WRITTEN EXERCISE: Reproduce each record exactly.

Extracted data entries
------------------------------------------------------------------------
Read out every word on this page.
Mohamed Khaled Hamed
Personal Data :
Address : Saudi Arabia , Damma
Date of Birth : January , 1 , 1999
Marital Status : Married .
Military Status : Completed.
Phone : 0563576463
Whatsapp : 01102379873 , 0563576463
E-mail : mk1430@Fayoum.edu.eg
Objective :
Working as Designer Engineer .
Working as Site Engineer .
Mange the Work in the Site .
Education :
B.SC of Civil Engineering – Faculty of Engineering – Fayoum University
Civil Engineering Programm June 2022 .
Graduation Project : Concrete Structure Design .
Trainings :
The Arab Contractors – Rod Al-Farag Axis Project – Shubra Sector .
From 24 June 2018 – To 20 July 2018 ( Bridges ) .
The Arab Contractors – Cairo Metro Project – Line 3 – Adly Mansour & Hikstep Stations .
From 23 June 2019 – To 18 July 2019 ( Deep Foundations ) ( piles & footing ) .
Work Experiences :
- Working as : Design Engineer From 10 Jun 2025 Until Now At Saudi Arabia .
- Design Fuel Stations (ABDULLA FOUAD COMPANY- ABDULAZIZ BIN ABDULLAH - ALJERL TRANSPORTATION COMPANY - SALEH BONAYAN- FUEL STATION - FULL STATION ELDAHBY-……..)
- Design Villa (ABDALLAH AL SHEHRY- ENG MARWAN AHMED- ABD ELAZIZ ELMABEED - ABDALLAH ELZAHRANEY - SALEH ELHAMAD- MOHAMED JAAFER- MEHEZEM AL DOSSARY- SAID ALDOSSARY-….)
------------------------------------------------------------------------
COMPLETED EXERCISE:
Read out every word on this page.
Mohamed Khaled Hamed
Personal Data :
Address : Saudi Arabia , Damma
Date of Birth : January , 1 , 1999
Marital Status : Married .
Military Status : Completed.
Phone : 0563576463
Whatsapp : 01102379873 , 0563576463
E-mail : mk1430@Fayoum.edu.eg
Objective :
Working as Designer Engineer .
Working as Site Engineer .
Mange the Work in the Site .
Education :
B.SC of Civil Engineering – Faculty of Engineering – Fayoum University
Civil Engineering Programm June 2022 .
Graduation Project : Concrete Structure Design .
Trainings :
The Arab Contractors – Rod Al-Farag Axis Project – Shubra Sector .
From 24 June 2018 – To 20 July 2018 ( Bridges ) .
The Arab Contractors – Cairo Metro Project – Line 3 – Adly Mansour & Hikstep Stations .
From 23 June 2019 – To 18 July 2019 ( Deep Foundations ) ( piles & footing ) .
Work Experiences :
- Working as : Design Engineer From 10 Jun 2025 Until Now At Saudi Arabia .
- Design Fuel Stations (ABDULLA FOUAD COMPANY- ABDULAZIZ BIN ABDULLAH - ALJERL TRANSPORTATION COMPANY - SALEH BONAYAN- FUEL STATION - FULL STATION ELDAHBY-……..)
- Design Villa (ABDALLAH AL SHEHRY- ENG MARWAN AHMED- ABD ELAZIZ ELMABEED - ABDALLAH ELZAHRANEY - SALEH ELHAMAD- MOHAMED JAAFER- MEHEZEM AL DOSSARY- SAID ALDOSSARY-….)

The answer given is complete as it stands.